(Part of a data file):
....................

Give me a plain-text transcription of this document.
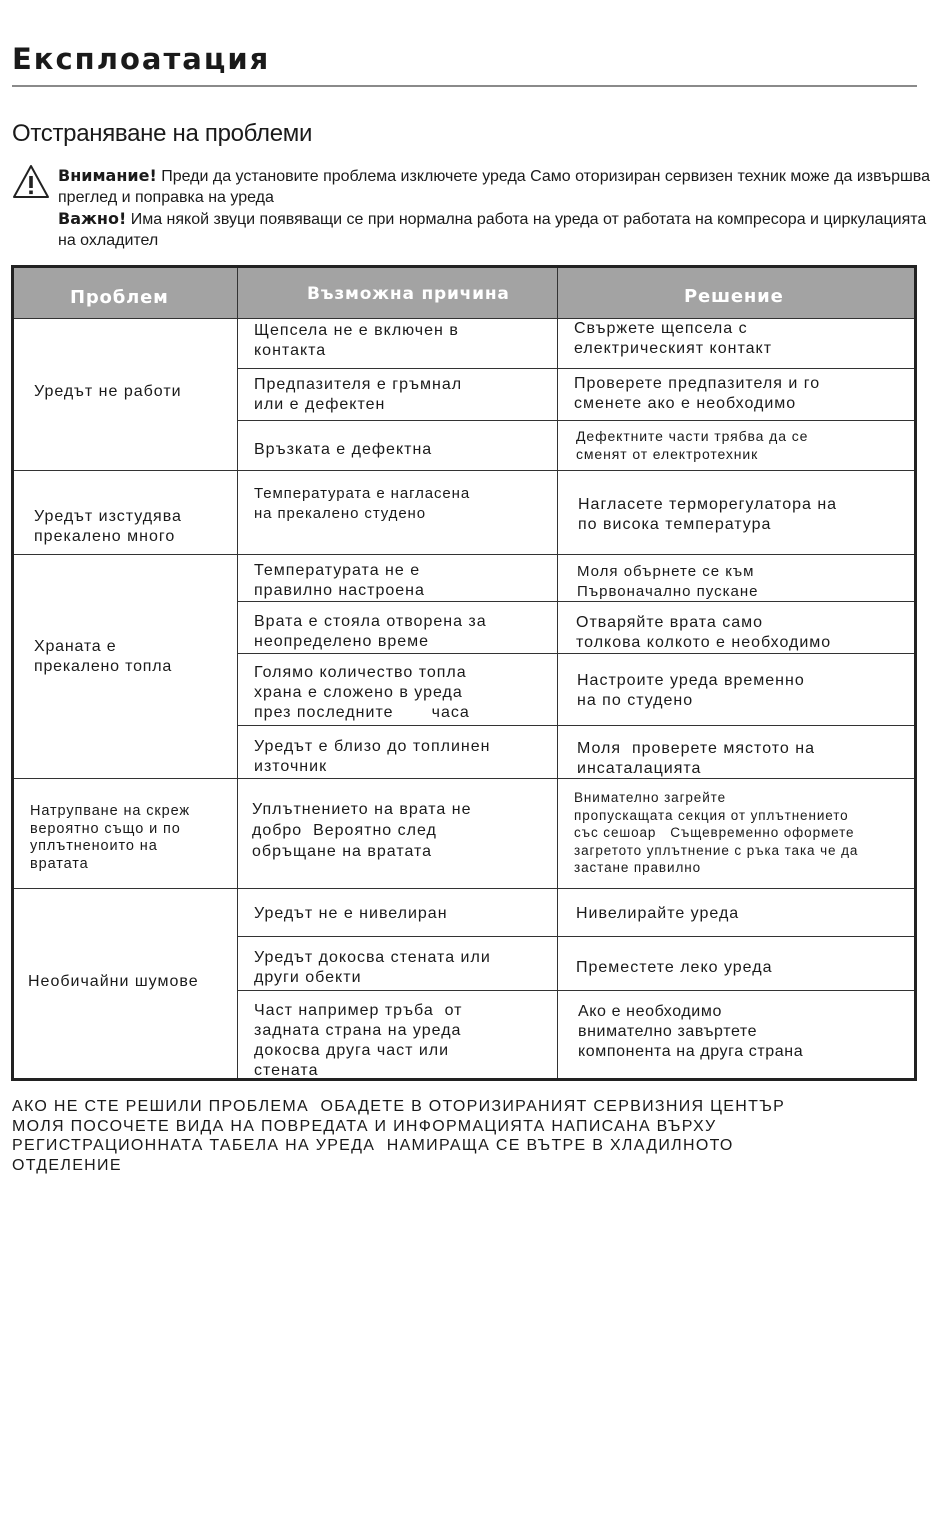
Експлоатация
Отстраняване на проблеми
Внимание! Преди да установите проблема изключете уреда Само оторизиран сервизен техник може да извършва преглед и поправка на уреда
Важно! Има някой звуци появяващи се при нормална работа на уреда от работата на компресора и циркулацията на охладител
Проблем	Възможна причина	Решение
Уредът не работи
Уредът изстудява
прекалено много
Храната е
прекалено топла
Натрупване на скреж
вероятно също и по
уплътненоито на
вратата
Необичайни шумове
Щепсела не е включен в
контакта
Предпазителя е гръмнал
или е дефектен
Връзката е дефектна
Температурата е нагласена
на прекалено студено
Температурата не е
правилно настроена
Врата е стояла отворена за
неопределено време
Голямо количество топла
храна е сложено в уреда
през последните       часа
Уредът е близо до топлинен
източник
Уплътнението на врата не
добро  Вероятно след
обръщане на вратата
Уредът не е нивелиран
Уредът докосва стената или
други обекти
Част например тръба  от
задната страна на уреда
докосва друга част или
стената
Свържете щепсела с
електрическият контакт
Проверете предпазителя и го
сменете ако е необходимо
Дефектните части трябва да се
сменят от електротехник
Нагласете терморегулатора на
по висока температура
Моля обърнете се към
Първоначално пускане
Отваряйте врата само
толкова колкото е необходимо
Настроите уреда временно
на по студено
Моля  проверете мястото на
инсаталацията
Внимателно загрейте
пропускащата секция от уплътнението
със сешоар   Същевременно оформете
загретото уплътнение с ръка така че да
застане правилно
Нивелирайте уреда
Преместете леко уреда
Ако е необходимо
внимателно завъртете
компонента на друга страна
АКО НЕ СТЕ РЕШИЛИ ПРОБЛЕМА  ОБАДЕТЕ В ОТОРИЗИРАНИЯТ СЕРВИЗНИЯ ЦЕНТЪР
МОЛЯ ПОСОЧЕТЕ ВИДА НА ПОВРЕДАТА И ИНФОРМАЦИЯТА НАПИСАНА ВЪРХУ
РЕГИСТРАЦИОННАТА ТАБЕЛА НА УРЕДА  НАМИРАЩА СЕ ВЪТРЕ В ХЛАДИЛНОТО
ОТДЕЛЕНИЕ
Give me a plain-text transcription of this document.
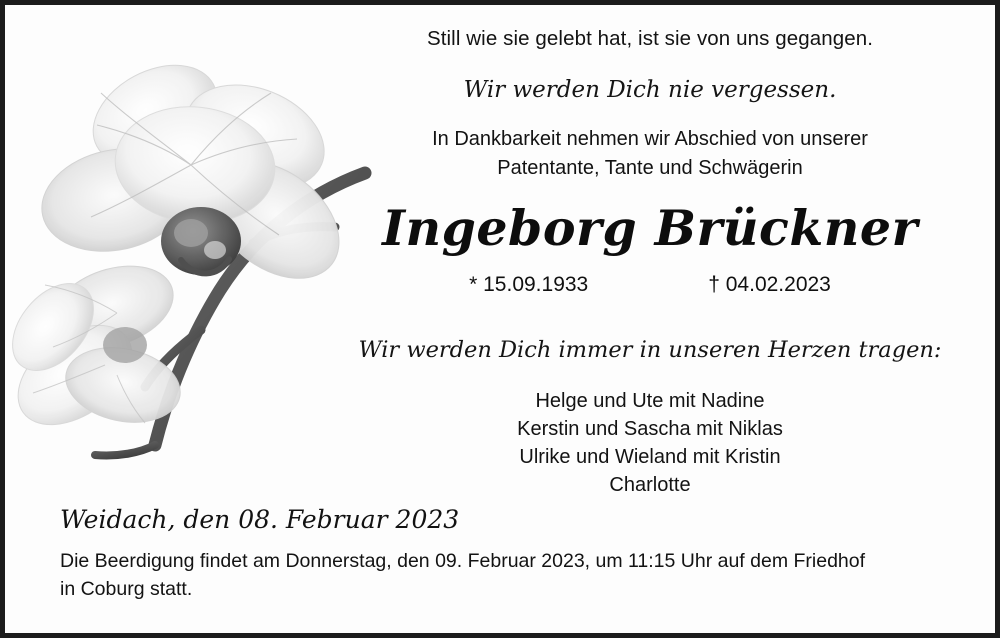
Still wie sie gelebt hat, ist sie von uns gegangen.
Wir werden Dich nie vergessen.
In Dankbarkeit nehmen wir Abschied von unserer
Patentante, Tante und Schwägerin
Ingeborg Brückner
* 15.09.1933	† 04.02.2023
Wir werden Dich immer in unseren Herzen tragen:
Helge und Ute mit Nadine
Kerstin und Sascha mit Niklas
Ulrike und Wieland mit Kristin
Charlotte
Weidach, den 08. Februar 2023
Die Beerdigung findet am Donnerstag, den 09. Februar 2023, um 11:15 Uhr auf dem Friedhof
in Coburg statt.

....................

(Work to do): Are you able to set down all the lines above exactly, without any pictures?

(Solution below):
Give me a plain-text transcription of this document.
Експлоатация
Отстраняване на проблеми
Внимание! Преди да установите проблема изключете уреда Само оторизиран сервизен техник може да извършва преглед и поправка на уреда
Важно! Има някой звуци появяващи се при нормална работа на уреда от работата на компресора и циркулацията на охладител
Проблем	Възможна причина	Решение
Уредът не работи
Уредът изстудява
прекалено много
Храната е
прекалено топла
Натрупване на скреж
вероятно също и по
уплътненоито на
вратата
Необичайни шумове
Щепсела не е включен в
контакта
Предпазителя е гръмнал
или е дефектен
Връзката е дефектна
Температурата е нагласена
на прекалено студено
Температурата не е
правилно настроена
Врата е стояла отворена за
неопределено време
Голямо количество топла
храна е сложено в уреда
през последните       часа
Уредът е близо до топлинен
източник
Уплътнението на врата не
добро  Вероятно след
обръщане на вратата
Уредът не е нивелиран
Уредът докосва стената или
други обекти
Част например тръба  от
задната страна на уреда
докосва друга част или
стената
Свържете щепсела с
електрическият контакт
Проверете предпазителя и го
сменете ако е необходимо
Дефектните части трябва да се
сменят от електротехник
Нагласете терморегулатора на
по висока температура
Моля обърнете се към
Първоначално пускане
Отваряйте врата само
толкова колкото е необходимо
Настроите уреда временно
на по студено
Моля  проверете мястото на
инсаталацията
Внимателно загрейте
пропускащата секция от уплътнението
със сешоар   Същевременно оформете
загретото уплътнение с ръка така че да
застане правилно
Нивелирайте уреда
Преместете леко уреда
Ако е необходимо
внимателно завъртете
компонента на друга страна
АКО НЕ СТЕ РЕШИЛИ ПРОБЛЕМА  ОБАДЕТЕ В ОТОРИЗИРАНИЯТ СЕРВИЗНИЯ ЦЕНТЪР
МОЛЯ ПОСОЧЕТЕ ВИДА НА ПОВРЕДАТА И ИНФОРМАЦИЯТА НАПИСАНА ВЪРХУ
РЕГИСТРАЦИОННАТА ТАБЕЛА НА УРЕДА  НАМИРАЩА СЕ ВЪТРЕ В ХЛАДИЛНОТО
ОТДЕЛЕНИЕ
Give me a plain-text transcription of this document.
Still wie sie gelebt hat, ist sie von uns gegangen.
Wir werden Dich nie vergessen.
In Dankbarkeit nehmen wir Abschied von unserer
Patentante, Tante und Schwägerin
Ingeborg Brückner
* 15.09.1933	† 04.02.2023
Wir werden Dich immer in unseren Herzen tragen:
Helge und Ute mit Nadine
Kerstin und Sascha mit Niklas
Ulrike und Wieland mit Kristin
Charlotte
Weidach, den 08. Februar 2023
Die Beerdigung findet am Donnerstag, den 09. Februar 2023, um 11:15 Uhr auf dem Friedhof
in Coburg statt.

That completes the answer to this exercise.